## ZADANIE A
Sformatuj jako listę JSON ciągów znaków wiersze rekordów od pierwszego do tego, który zawiera "forward-button[interactable]: → [40,59,68,87]", włącznie z obydwoma. Każdy wiersz ma być osobnym elementem listy, a puste wiersze należy pominąć.

## FRAGMENT TEKSTU
+ + + + +

Rozważania

Nr. 6  Wspomnienie Wszystkich Wiernych Zmarłych

Modlitwa za dusze czyśćcowe jest dla nich
błogosławieństwem Boga
. Nieraz wystarczy jedno szczere westchnienie w ich
intencji, by otworzyły się przed nimi wrota Nieba. Módlmy się często za dusze
czyśćcowe, bowiem to są nasi bliscy, to dusze ludzi takich, jak my. Kto pomodli
się za nich, jeśli my tego nie uczynimy? 
Dusze czyśćcowe bardzo cierpią. Ich
cierpienie przyrównać można niemalże do mąk piekielnych. Mówię niemalże, bowiem
w piekle największą męką jest świadomość wieczności mąk i nienawiść, która
zżera wszystkich, jest cierpieniem potępionych dusz. Doświadczają one tej
nienawiści i same nienawidzą cierpiąc jednocześnie z tego powodu. Ta nienawiść
je otacza, w niej się zanurzają, grzęzną, jak w błocie, ale nie mogą z niego
wyjść. Nienawidzą wszystkich i wszystkiego, a choć świadomość wieczności w tych
męczarniach przeraża, to nie potrafią pragnąć czego innego, jak tylko tego, by
wszyscy doświadczali tej samej męki co oni. To niesamowite i przerażające
miejsce. Natomiast w czyśćcu dusze oczyszczane są cierpiąc od grzechów, które
popełniły bez odczuwania tejże nienawiści i bez jej doświadczania. Cierpią
również ogromne męki, ale nie ma w nich ciemności, która spowija dusze
piekielne. W ich sercu jest ciągłe pragnienie Boga i choć jest to ich
cierpieniem, że nie mogą na razie Go oglądać, to jednocześnie jest to ich
nadzieją, że kiedyś dostąpią tego szczęścia. Cierpią bardzo zdając sobie sprawę
z ran, które zadawały w swym życiu Zbawicielowi. Świadomość zadawanego bólu
Bogu, który jest Niepojętą Miłością, rozrywa ich serca i przyprawia o
niewyobrażalną mękę. Wydaje się, iż są z tego powodu wręcz bliskie śmierci,
choć wiadomo, że śmierć duszy nie nastąpi. 
Ich nadzieją są dusze żyjące na
ziemi
. Do nich kierują swój wzrok, niekiedy za przyzwoleniem Jezusa – również
słowa lub też obraz samych siebie. Teraz z wielką nadzieją i
pragnieniem w sercu zwracają się do nas z prośbą o modlitwę. Nasze Zdrowaś Maryjo może uratować niejedną
duszę wybawiając z czyśćca, dając wieczność w Niebie. Nasza modlitwa pełna
wiary, szczerości intencji, gorąca i żarliwa, może przyczynić się do
uszczęśliwienia dusz i nie tylko ich. Bowiem Tą, która dusze te przeprowadza do
Nieba jest Maryja Dziewica. Ona za przyzwoleniem Jezusa otwiera Niebo, czyściec i
przeprowadza dusze. Ona je przyjmuje w swoje ramiona. Jest to Jej wielkim
pragnieniem, by jak najwięcej dusz wybawić z czyśćca. Zna Ona ich cierpienia,
zna każdą z nich i za każdą się modli nieustannie. Jako Matka tych dzieci,
cierpi ich cierpieniem i pragnie rychłego uwolnienia od tej męki.

+ + + + +

## DOSTARCZONE DANE

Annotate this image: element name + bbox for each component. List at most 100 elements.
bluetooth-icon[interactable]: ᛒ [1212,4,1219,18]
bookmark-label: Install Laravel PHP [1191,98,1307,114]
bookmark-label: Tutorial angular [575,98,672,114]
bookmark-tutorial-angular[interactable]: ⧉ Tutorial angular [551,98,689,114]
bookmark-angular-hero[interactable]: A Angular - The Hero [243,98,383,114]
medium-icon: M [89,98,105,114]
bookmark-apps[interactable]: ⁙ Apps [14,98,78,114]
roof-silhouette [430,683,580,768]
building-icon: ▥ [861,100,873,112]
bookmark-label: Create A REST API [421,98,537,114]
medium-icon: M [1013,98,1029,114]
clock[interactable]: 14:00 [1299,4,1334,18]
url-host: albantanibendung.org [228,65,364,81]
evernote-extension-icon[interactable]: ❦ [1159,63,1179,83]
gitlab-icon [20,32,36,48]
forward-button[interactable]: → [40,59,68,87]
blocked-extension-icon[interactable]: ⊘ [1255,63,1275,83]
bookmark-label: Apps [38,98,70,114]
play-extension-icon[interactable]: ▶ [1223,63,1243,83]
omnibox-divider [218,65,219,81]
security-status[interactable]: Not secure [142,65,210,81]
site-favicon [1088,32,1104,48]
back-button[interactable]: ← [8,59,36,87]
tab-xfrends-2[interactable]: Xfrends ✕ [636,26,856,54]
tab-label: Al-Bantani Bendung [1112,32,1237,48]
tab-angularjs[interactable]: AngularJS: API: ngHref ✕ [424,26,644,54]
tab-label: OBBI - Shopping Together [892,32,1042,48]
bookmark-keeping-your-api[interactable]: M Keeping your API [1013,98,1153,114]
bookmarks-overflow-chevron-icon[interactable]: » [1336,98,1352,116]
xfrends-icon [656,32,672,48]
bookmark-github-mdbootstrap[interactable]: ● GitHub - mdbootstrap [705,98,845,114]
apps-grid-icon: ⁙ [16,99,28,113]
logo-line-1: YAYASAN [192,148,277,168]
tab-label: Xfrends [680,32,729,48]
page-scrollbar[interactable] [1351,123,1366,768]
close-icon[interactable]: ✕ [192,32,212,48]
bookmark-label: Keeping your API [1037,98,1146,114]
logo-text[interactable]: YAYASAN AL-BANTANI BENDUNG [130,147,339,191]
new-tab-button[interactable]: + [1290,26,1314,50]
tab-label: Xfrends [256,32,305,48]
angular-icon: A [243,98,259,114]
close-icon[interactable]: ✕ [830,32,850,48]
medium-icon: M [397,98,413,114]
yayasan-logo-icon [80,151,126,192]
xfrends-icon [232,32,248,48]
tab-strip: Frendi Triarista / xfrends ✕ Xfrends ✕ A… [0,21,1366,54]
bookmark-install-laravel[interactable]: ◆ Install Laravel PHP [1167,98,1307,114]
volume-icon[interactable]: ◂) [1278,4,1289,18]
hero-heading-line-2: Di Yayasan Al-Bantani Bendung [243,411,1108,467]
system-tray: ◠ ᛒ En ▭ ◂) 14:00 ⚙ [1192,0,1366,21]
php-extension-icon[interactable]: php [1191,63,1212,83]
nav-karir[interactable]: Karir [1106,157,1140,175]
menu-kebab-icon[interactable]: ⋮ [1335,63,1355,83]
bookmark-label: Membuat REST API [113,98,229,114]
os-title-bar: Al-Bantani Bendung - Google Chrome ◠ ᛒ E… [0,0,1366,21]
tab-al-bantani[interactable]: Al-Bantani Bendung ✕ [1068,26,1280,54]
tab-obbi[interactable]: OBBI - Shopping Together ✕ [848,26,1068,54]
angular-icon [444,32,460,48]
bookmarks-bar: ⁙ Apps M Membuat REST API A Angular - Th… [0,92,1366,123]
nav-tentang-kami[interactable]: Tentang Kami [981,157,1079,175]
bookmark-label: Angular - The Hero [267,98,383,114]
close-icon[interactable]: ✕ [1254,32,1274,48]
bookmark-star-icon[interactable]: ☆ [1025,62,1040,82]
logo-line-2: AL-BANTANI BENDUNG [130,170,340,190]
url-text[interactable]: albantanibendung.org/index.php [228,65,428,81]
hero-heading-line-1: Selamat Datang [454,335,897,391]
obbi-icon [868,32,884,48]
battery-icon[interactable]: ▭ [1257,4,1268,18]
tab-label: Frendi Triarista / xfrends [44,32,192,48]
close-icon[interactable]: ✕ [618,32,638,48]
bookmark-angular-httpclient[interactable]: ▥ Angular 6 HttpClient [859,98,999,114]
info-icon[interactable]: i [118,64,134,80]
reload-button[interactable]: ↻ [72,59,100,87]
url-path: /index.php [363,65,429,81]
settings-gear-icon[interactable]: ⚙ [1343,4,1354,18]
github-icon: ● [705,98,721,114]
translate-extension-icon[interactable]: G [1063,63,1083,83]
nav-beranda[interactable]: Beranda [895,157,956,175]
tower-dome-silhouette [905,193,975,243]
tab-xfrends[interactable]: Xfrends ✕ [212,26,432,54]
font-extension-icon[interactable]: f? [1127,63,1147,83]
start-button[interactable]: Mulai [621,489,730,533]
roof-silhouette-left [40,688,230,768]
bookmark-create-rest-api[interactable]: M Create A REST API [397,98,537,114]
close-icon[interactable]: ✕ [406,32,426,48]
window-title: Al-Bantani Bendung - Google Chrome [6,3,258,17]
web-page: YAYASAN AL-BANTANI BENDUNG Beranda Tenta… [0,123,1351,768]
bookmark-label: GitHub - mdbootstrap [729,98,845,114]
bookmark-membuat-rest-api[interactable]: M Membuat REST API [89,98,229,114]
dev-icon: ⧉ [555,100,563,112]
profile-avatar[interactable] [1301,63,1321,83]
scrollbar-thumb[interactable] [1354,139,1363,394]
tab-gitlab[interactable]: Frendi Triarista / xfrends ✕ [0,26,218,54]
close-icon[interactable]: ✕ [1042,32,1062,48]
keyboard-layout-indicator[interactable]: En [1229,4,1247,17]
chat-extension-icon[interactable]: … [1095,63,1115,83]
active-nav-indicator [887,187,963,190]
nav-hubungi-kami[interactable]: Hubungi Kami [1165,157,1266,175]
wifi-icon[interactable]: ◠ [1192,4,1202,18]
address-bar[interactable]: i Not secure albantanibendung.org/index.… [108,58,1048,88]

+ + + + +

## ZADANIE B
Wyodrębnij dosłownie z tekstu o duszach czyśćcowych fragment od "Modlitwa za dusze" do "tego nie uczynimy?", włącznie z obydwoma.

## PEŁNA ODPOWIEDŹ A
[
  "Annotate this image: element name + bbox for each component. List at most 100 elements.",
  "bluetooth-icon[interactable]: ᛒ [1212,4,1219,18]",
  "bookmark-label: Install Laravel PHP [1191,98,1307,114]",
  "bookmark-label: Tutorial angular [575,98,672,114]",
  "bookmark-tutorial-angular[interactable]: ⧉ Tutorial angular [551,98,689,114]",
  "bookmark-angular-hero[interactable]: A Angular - The Hero [243,98,383,114]",
  "medium-icon: M [89,98,105,114]",
  "bookmark-apps[interactable]: ⁙ Apps [14,98,78,114]",
  "roof-silhouette [430,683,580,768]",
  "building-icon: ▥ [861,100,873,112]",
  "bookmark-label: Create A REST API [421,98,537,114]",
  "medium-icon: M [1013,98,1029,114]",
  "clock[interactable]: 14:00 [1299,4,1334,18]",
  "url-host: albantanibendung.org [228,65,364,81]",
  "evernote-extension-icon[interactable]: ❦ [1159,63,1179,83]",
  "gitlab-icon [20,32,36,48]",
  "forward-button[interactable]: → [40,59,68,87]"
]

## PEŁNA ODPOWIEDŹ B
Modlitwa za dusze czyśćcowe jest dla nich
błogosławieństwem Boga
. Nieraz wystarczy jedno szczere westchnienie w ich
intencji, by otworzyły się przed nimi wrota Nieba. Módlmy się często za dusze
czyśćcowe, bowiem to są nasi bliscy, to dusze ludzi takich, jak my. Kto pomodli
się za nich, jeśli my tego nie uczynimy?